Document:
________________

Puisque la substance est une, elle est indivisible. Elle est infinie, puisque rien ne la limite, ni de l’extérieur, ni de l’intérieur. Elle possède une infinité d’attributs infinis, car une chose a d’autant plus d’attributs qu’elle possède plus d'être. Chaque attribut, à son tour, se développe en une infinité de modes finis : il le faut, car l’attribut infini ne saurait être épuisé. Notons ici que Spinoza, en dehors des démonstrations qui donnent à la substance les propriétés divines, prouve directement l’existence de Dieu. Ces diverses preuves de l’existence de Dieu sont des variétés de l’argument ontologique. Elles partent toutes du même principe : le possible, en tant que perfection, en tant que puissance infinie, etc., implique l’existence. Bien entendu, Dieu est conçu comme force infinie, cause immanente et nécessaire du monde : Dieu ayant éternellement en lui-même la raison de son être, est éternellement tout ce qu’il est, produit éternellement tout ce qu’il produit.

Venons-en maintenant aux attributs. Les qualités secondes étant subjectives (comme chez Descartes), et les qualités premières, figure, divisibilité, mouvement, se ramenant à des modifications de l'étendue, celle-ci est attenante à la substance même, elle est un attribut. Infinie, car rien ne la limite : entre elle et la pensée, rien de commun, donc la pensée ne la limite pas. En un sens, elle est divisible, puisque les figures, mouvements, etc., sont mesurables et divisibles ; mais cette divisibilité concerne nos sens et notre imagination. Au point de vue intelligible, l'étendue est un tout où ce serait un non-sens de chercher des divisions. En somme, le déroulement infini des mouvements naissant les uns des autres et solidaires les uns des autres exprime l’unité absolue de l'étendue. Les corps ne sont que des modifications de l'étendue. Et la série temporelle de ces modifications successives, autrement dit la série des mouvements est éternelle, car le mouvement ne peut pas plus commencer ou cesser que ne peut commencer ou cesser l'étendue infinie.

Nous connaissons un autre attribut : la pensée. L’expérience psychologique nous en fait connaître beaucoup de modes, ceux que nous appelons notre âme et qui manifestent la pensée infinie comme les mouvements corporels manifestent l'étendue infinie. De même, en effet, que les modes de l'étendue n’ont de réalité que par un attribut au delà duquel on ne remonte pas, nos représentations, émotions, désirs, etc., n’ont de réalité que par une activité première de la substance, activité au delà de laquelle il n’y a rien. C’est donc une activité nécessaire, éternelle, infinie. Elle est infinie puisqu’elle est un attribut de Dieu ; mais Spinoza le prouve aussi directement, parce qu’elle renferme une tendance à se développer infiniment, et que toute chose a la puissance de se réaliser quand rien ne fait obstacle à son développement. Or, rien ne peut faire obstacle au développement de la pensée de Dieu. La pensée est unique et indivisible, elle se déploie en une infinité de modes finis : ces propositions se démontrent par des preuves analogues à celles qui établissent les théorèmes concernant l’unicité et l’indivisibilité de l'étendue, etc.

________________

Consigne:
D'après le texte sur Spinoza, répondez brièvement à chacune des questions suivantes.
(a) Pourquoi la substance est-elle infinie ?
(b) Quelles sont les qualités premières, et à quoi se ramènent-elles ?
(c) Par quoi nos représentations, émotions et désirs ont-ils de la réalité ?

Données:
________________

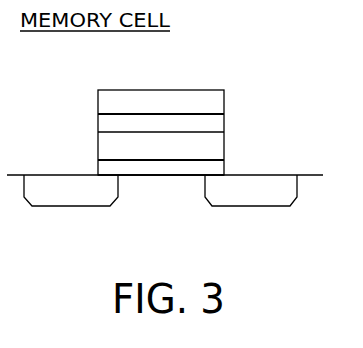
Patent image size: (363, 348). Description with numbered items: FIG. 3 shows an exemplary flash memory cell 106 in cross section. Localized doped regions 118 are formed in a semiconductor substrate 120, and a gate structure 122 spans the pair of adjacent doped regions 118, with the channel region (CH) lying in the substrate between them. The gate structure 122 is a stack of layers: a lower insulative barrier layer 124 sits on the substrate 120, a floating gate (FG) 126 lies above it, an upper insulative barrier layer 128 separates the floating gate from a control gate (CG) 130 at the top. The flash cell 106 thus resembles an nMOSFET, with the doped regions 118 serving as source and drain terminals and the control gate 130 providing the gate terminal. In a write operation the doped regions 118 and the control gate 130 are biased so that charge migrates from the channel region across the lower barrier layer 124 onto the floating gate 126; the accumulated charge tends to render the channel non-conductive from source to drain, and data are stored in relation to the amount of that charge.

________________

Corrigé:
(a) Elle est infinie parce que rien ne la limite, ni de l'extérieur, ni de l'intérieur.
(b) Les qualités premières sont la figure, la divisibilité et le mouvement. Elles se ramènent à des modifications de l'étendue.
(c) Ils n'ont de réalité que par une activité première de la substance, au-delà de laquelle il n'y a rien.